### Directions
Retype each record below word for word. Leave the pictures out.

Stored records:

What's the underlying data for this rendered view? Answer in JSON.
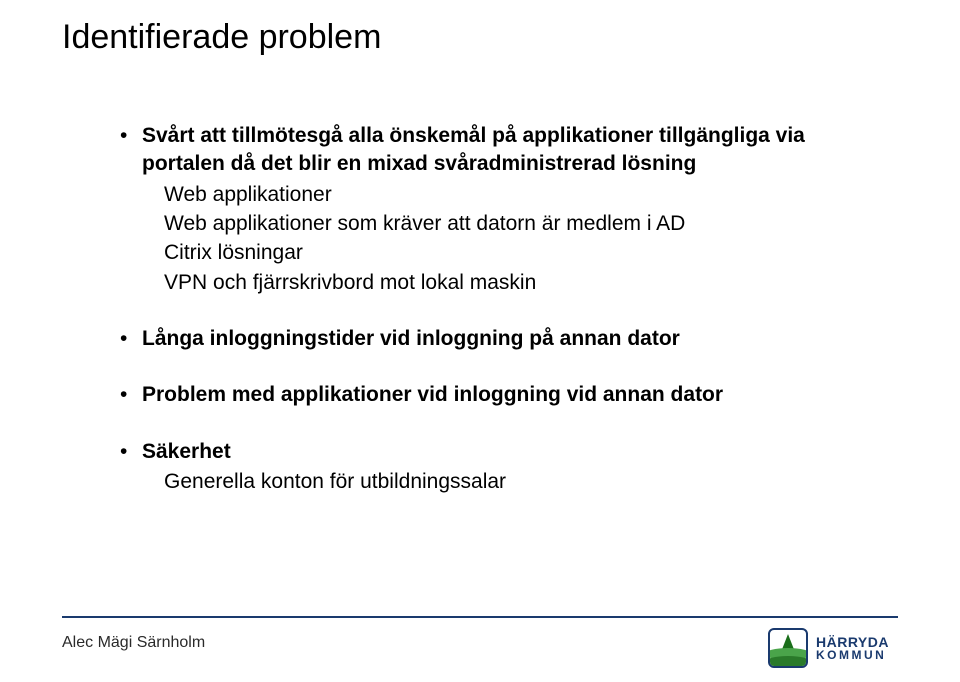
{
  "title": "Identifierade problem",
  "bullets": [
    {
      "bold": "Svårt att tillmötesgå alla önskemål på applikationer tillgängliga via portalen då det blir en mixad svåradministrerad lösning",
      "subs": [
        "Web applikationer",
        "Web applikationer som kräver att datorn är medlem i AD",
        "Citrix lösningar",
        "VPN och fjärrskrivbord mot lokal maskin"
      ]
    },
    {
      "bold": "Långa inloggningstider vid inloggning på annan dator"
    },
    {
      "bold": "Problem med applikationer vid inloggning vid annan dator"
    },
    {
      "bold": "Säkerhet",
      "subs": [
        "Generella konton för utbildningssalar"
      ]
    }
  ],
  "footer": {
    "author": "Alec Mägi Särnholm"
  },
  "logo": {
    "line1": "HÄRRYDA",
    "line2": "KOMMUN"
  }
}
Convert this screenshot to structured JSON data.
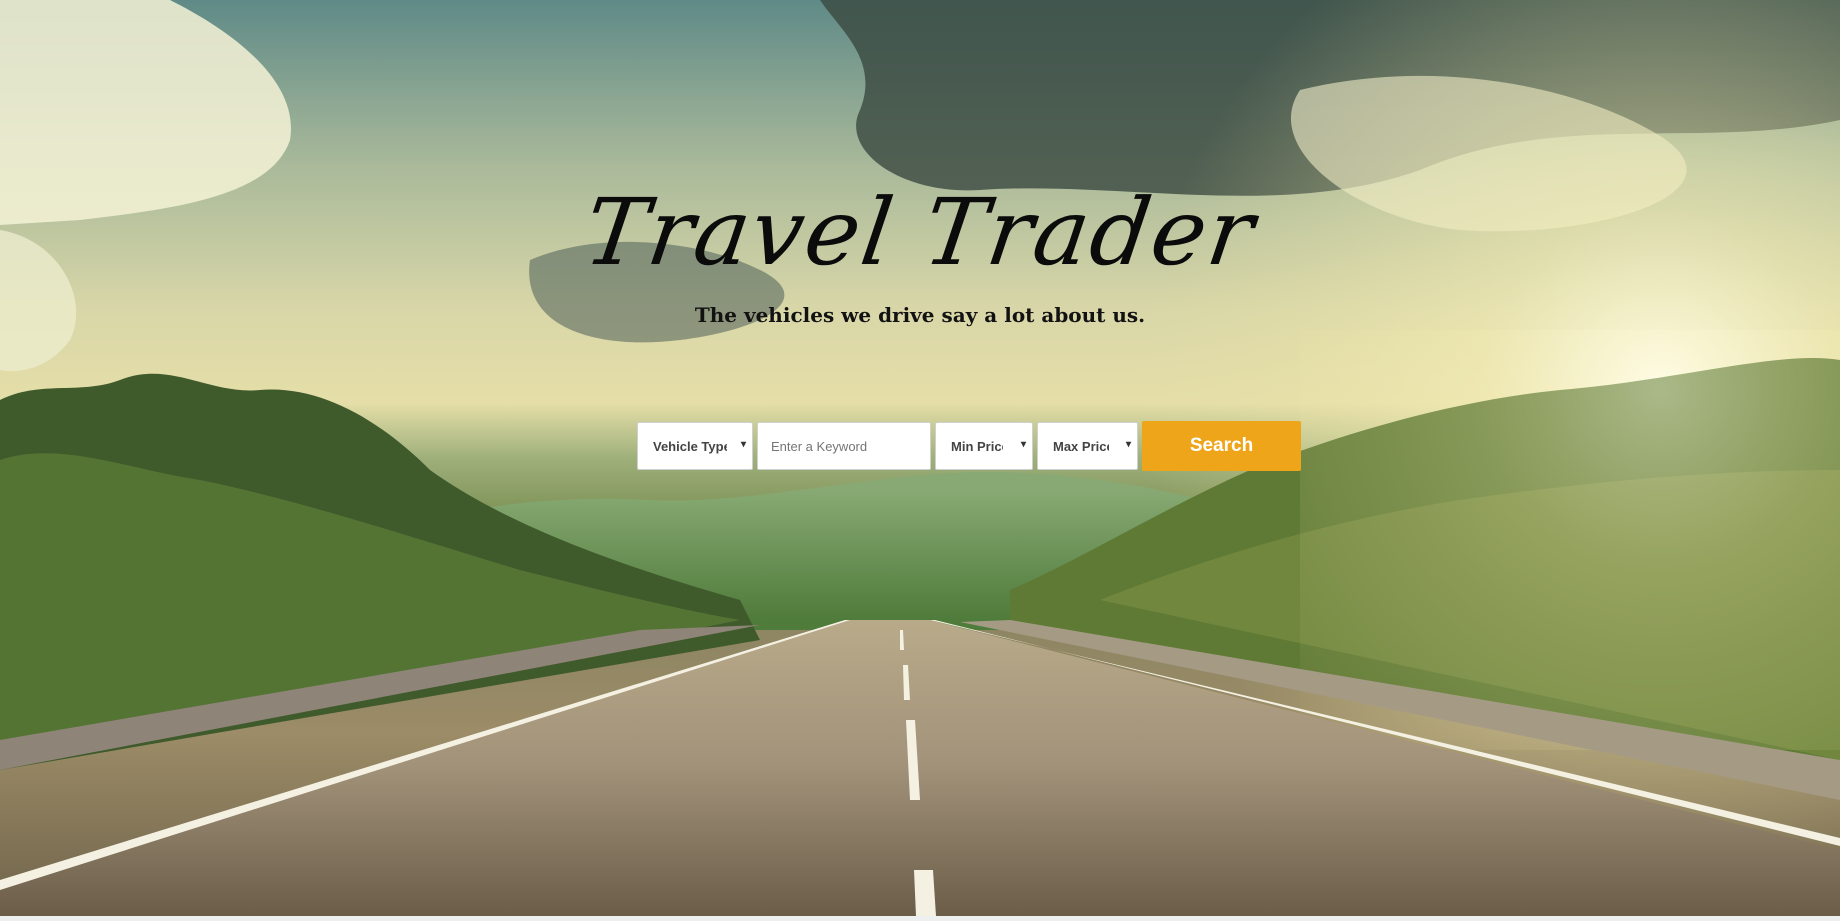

### Worked solution
What's the underlying data for this rendered view? Answer in JSON.
{
  "title": "Identifierade problem",
  "bullets": [
    {
      "bold": "Svårt att tillmötesgå alla önskemål på applikationer tillgängliga via portalen då det blir en mixad svåradministrerad lösning",
      "subs": [
        "Web applikationer",
        "Web applikationer som kräver att datorn är medlem i AD",
        "Citrix lösningar",
        "VPN och fjärrskrivbord mot lokal maskin"
      ]
    },
    {
      "bold": "Långa inloggningstider vid inloggning på annan dator"
    },
    {
      "bold": "Problem med applikationer vid inloggning vid annan dator"
    },
    {
      "bold": "Säkerhet",
      "subs": [
        "Generella konton för utbildningssalar"
      ]
    }
  ],
  "footer": {
    "author": "Alec Mägi Särnholm"
  },
  "logo": {
    "line1": "HÄRRYDA",
    "line2": "KOMMUN"
  }
}
Convert this screenshot to structured JSON data.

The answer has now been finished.